- Task goal
Only lines with the string "color" matter here; gather them from the material below.

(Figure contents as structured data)

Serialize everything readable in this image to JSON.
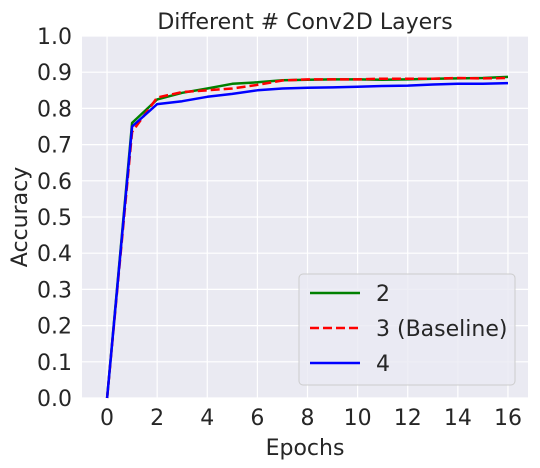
{
  "chart_data": {
    "type": "line",
    "title": "Different # Conv2D Layers",
    "xlabel": "Epochs",
    "ylabel": "Accuracy",
    "xlim": [
      -1,
      16.8
    ],
    "ylim": [
      0,
      1.0
    ],
    "xticks": [
      0,
      2,
      4,
      6,
      8,
      10,
      12,
      14,
      16
    ],
    "xtick_labels": [
      "0",
      "2",
      "4",
      "6",
      "8",
      "10",
      "12",
      "14",
      "16"
    ],
    "yticks": [
      0.0,
      0.1,
      0.2,
      0.3,
      0.4,
      0.5,
      0.6,
      0.7,
      0.8,
      0.9,
      1.0
    ],
    "ytick_labels": [
      "0.0",
      "0.1",
      "0.2",
      "0.3",
      "0.4",
      "0.5",
      "0.6",
      "0.7",
      "0.8",
      "0.9",
      "1.0"
    ],
    "grid": true,
    "legend_position": "bottom-right",
    "x": [
      0,
      1,
      2,
      3,
      4,
      5,
      6,
      7,
      8,
      9,
      10,
      11,
      12,
      13,
      14,
      15,
      16
    ],
    "series": [
      {
        "name": "2",
        "color": "#008000",
        "dash": "solid",
        "values": [
          0.0,
          0.76,
          0.825,
          0.843,
          0.855,
          0.868,
          0.872,
          0.878,
          0.879,
          0.88,
          0.88,
          0.879,
          0.88,
          0.882,
          0.883,
          0.884,
          0.887
        ]
      },
      {
        "name": "3 (Baseline)",
        "color": "#ff0000",
        "dash": "dashed",
        "values": [
          0.0,
          0.735,
          0.83,
          0.845,
          0.85,
          0.855,
          0.865,
          0.877,
          0.88,
          0.88,
          0.88,
          0.882,
          0.882,
          0.882,
          0.884,
          0.883,
          0.884
        ]
      },
      {
        "name": "4",
        "color": "#0000ff",
        "dash": "solid",
        "values": [
          0.0,
          0.75,
          0.812,
          0.82,
          0.832,
          0.84,
          0.85,
          0.855,
          0.857,
          0.858,
          0.86,
          0.862,
          0.863,
          0.866,
          0.868,
          0.868,
          0.87
        ]
      }
    ]
  }
}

- Task solution
        "color": "#008000",
        "color": "#ff0000",
        "color": "#0000ff",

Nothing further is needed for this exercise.